**SET TASK**
Reproduce each line of the items below verbatim, leaving out the pictures.

**Placement data for elements**

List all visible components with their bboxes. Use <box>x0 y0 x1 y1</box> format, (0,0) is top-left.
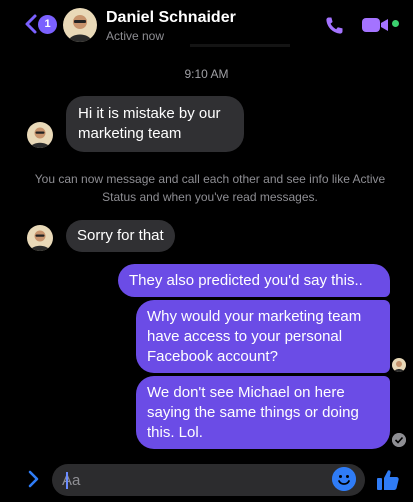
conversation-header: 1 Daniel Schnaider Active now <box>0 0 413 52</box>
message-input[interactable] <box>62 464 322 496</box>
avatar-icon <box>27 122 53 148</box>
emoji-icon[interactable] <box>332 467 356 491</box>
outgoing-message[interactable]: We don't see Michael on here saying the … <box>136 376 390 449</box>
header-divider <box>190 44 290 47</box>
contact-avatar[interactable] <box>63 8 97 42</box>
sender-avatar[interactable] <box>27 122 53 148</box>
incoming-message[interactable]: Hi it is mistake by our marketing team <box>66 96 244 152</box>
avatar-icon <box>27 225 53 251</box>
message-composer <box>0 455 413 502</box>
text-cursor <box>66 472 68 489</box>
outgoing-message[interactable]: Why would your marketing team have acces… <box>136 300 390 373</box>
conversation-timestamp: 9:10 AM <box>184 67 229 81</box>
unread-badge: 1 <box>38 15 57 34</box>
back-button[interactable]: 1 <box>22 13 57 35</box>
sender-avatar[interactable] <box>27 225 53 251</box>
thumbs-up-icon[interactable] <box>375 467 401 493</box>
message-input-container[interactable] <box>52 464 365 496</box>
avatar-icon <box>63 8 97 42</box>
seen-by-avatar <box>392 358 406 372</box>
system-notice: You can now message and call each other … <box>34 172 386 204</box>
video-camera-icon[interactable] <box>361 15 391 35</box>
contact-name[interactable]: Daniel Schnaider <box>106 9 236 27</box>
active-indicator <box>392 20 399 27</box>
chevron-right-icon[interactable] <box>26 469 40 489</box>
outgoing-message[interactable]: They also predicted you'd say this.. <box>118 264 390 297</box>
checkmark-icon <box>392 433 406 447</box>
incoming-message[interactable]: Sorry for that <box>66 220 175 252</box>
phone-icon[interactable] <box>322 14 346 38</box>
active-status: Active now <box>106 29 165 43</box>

**RESPONSE TO THE TASK**
List all visible components with their bboxes. Use <box>x0 y0 x1 y1</box> format, (0,0) is top-left.
conversation-header: 1 Daniel Schnaider Active now <box>0 0 413 52</box>
message-input[interactable] <box>62 464 322 496</box>
avatar-icon <box>27 122 53 148</box>
emoji-icon[interactable] <box>332 467 356 491</box>
outgoing-message[interactable]: We don't see Michael on here saying the … <box>136 376 390 449</box>
header-divider <box>190 44 290 47</box>
contact-avatar[interactable] <box>63 8 97 42</box>
sender-avatar[interactable] <box>27 122 53 148</box>
incoming-message[interactable]: Hi it is mistake by our marketing team <box>66 96 244 152</box>
avatar-icon <box>27 225 53 251</box>
message-composer <box>0 455 413 502</box>
text-cursor <box>66 472 68 489</box>
outgoing-message[interactable]: Why would your marketing team have acces… <box>136 300 390 373</box>
conversation-timestamp: 9:10 AM <box>184 67 229 81</box>
unread-badge: 1 <box>38 15 57 34</box>
back-button[interactable]: 1 <box>22 13 57 35</box>
sender-avatar[interactable] <box>27 225 53 251</box>
thumbs-up-icon[interactable] <box>375 467 401 493</box>
message-input-container[interactable] <box>52 464 365 496</box>
avatar-icon <box>63 8 97 42</box>
seen-by-avatar <box>392 358 406 372</box>
system-notice: You can now message and call each other … <box>34 172 386 204</box>
video-camera-icon[interactable] <box>361 15 391 35</box>
contact-name[interactable]: Daniel Schnaider <box>106 9 236 27</box>
active-indicator <box>392 20 399 27</box>
chevron-right-icon[interactable] <box>26 469 40 489</box>
outgoing-message[interactable]: They also predicted you'd say this.. <box>118 264 390 297</box>
checkmark-icon <box>392 433 406 447</box>
incoming-message[interactable]: Sorry for that <box>66 220 175 252</box>
phone-icon[interactable] <box>322 14 346 38</box>
active-status: Active now <box>106 29 165 43</box>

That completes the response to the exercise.